=== SOURCE PASSAGE ===

Wirepoints has obtained the handout Chicago Mayor Rahm Emanuel used to sell his $10 billion Pension Obligation Bond plan to Chicago aldermen last week. It’s a revealing look into how Chicago’s City Council “vets” complex financial decisions. It’s also fascinating for what it does and doesn’t say.

It’s now easy to understand why some aldermen complained that what they received from the mayor was inadequate. The brief is super skinny for a transaction of such strategic importance. The presentation is titled “Fund Stabilization Bonds,” labeled as “Pre-Decisional” and is just six pages long. Of the five pages with information, three have static financial data on the status quo and only two contain any relevant data related to the bond offering.

You can’t help but think that either (1) Emanuel has such a low opinion of the aldermen he expects the presentation’s limited information to convince them, or (2) the aldermen don’t mind being shown as few details as possible so they can plead ignorance if the POB fails.

=== DATASET EXCERPTS ===

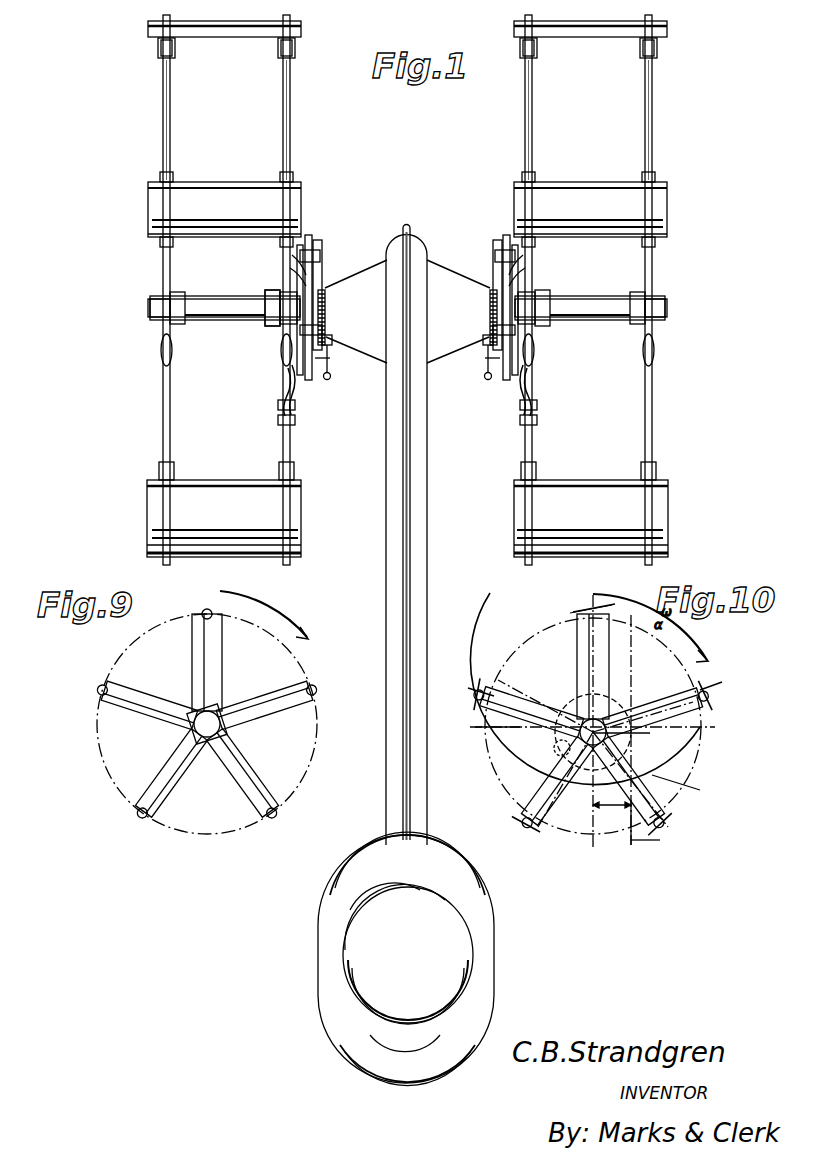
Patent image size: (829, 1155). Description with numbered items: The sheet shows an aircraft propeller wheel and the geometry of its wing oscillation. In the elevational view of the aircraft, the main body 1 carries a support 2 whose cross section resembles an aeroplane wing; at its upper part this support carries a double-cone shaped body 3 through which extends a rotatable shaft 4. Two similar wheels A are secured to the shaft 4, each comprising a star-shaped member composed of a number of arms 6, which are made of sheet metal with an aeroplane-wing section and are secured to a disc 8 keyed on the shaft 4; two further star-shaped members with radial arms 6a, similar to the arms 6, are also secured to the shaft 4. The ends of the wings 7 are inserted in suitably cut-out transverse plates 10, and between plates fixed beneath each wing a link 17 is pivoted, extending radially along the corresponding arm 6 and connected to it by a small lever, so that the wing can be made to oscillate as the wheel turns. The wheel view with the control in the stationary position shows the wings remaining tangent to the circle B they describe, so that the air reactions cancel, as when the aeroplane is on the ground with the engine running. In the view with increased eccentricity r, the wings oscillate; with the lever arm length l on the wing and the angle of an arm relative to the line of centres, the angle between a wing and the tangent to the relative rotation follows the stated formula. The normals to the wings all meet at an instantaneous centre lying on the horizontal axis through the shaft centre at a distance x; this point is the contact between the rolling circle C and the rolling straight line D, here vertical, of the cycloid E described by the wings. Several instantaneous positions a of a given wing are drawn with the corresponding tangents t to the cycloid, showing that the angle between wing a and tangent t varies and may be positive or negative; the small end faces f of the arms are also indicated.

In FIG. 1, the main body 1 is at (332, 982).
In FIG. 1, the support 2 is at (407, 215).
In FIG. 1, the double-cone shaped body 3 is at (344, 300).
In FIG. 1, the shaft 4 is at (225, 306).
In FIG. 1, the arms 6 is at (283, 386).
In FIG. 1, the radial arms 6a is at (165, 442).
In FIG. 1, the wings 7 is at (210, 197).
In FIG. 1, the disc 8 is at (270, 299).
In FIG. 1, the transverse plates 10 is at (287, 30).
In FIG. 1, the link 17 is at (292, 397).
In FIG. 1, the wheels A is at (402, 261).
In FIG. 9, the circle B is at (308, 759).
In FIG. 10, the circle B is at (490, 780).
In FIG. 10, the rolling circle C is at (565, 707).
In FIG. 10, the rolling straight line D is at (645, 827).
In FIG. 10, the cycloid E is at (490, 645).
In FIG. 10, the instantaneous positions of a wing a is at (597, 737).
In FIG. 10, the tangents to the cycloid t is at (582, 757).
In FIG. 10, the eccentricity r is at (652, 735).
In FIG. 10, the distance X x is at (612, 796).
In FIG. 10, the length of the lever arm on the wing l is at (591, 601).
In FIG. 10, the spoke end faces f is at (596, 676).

===

[TASK INSTRUCTIONS]
- a) Reproduce the passage on Chicago's pension bond plan word for word, starting at "It’s now easy" and ending at "the bond offering.".
- b) Carry on the passage about Chicago's pension bond plan from where it stops.

[EXPECTED ANSWERS]
- a)
It’s now easy to understand why some aldermen complained that what they received from the mayor was inadequate. The brief is super skinny for a transaction of such strategic importance. The presentation is titled “Fund Stabilization Bonds,” labeled as “Pre-Decisional” and is just six pages long. Of the five pages with information, three have static financial data on the status quo and only two contain any relevant data related to the bond offering.

- b)
Either way, it’s a misleading presentation. It presents the bond scheme as a refinancing plan with no risk. What alderman can say no to $6 billion in savings, a reduction in tax hikes, and a drop in the cost of pension debt?

In fact, Emanuel might push for an even bigger borrowing. It’s all rather reminiscent of Rep. Robert Martwick’s (D-Chicago) reckless $107 billion pension bond proposal for the state. According to the Sun-Times:

“Last week, Chief Financial Officer Carole Brown told aldermen the city may sell even more than $10 billion in pension obligation bonds if there’s enough available city revenue to support it. Brown has not explained what the city’s fallback would be if the market tanks.”

We’ve attached Emanuel’s presentation here. There’s little to analyze and lots to critique in its omissions. No mention of the arbitrage risk. No stress tests. And no details of how the “savings” are generated.

Wirepoints also understands the aldermen received a Citibank research piece supporting the POB. That’s not surprising given the bank would be one of the lead managers of the bonds. Interestingly, the bank was openly critical of the media and other market experts that have criticised the plan.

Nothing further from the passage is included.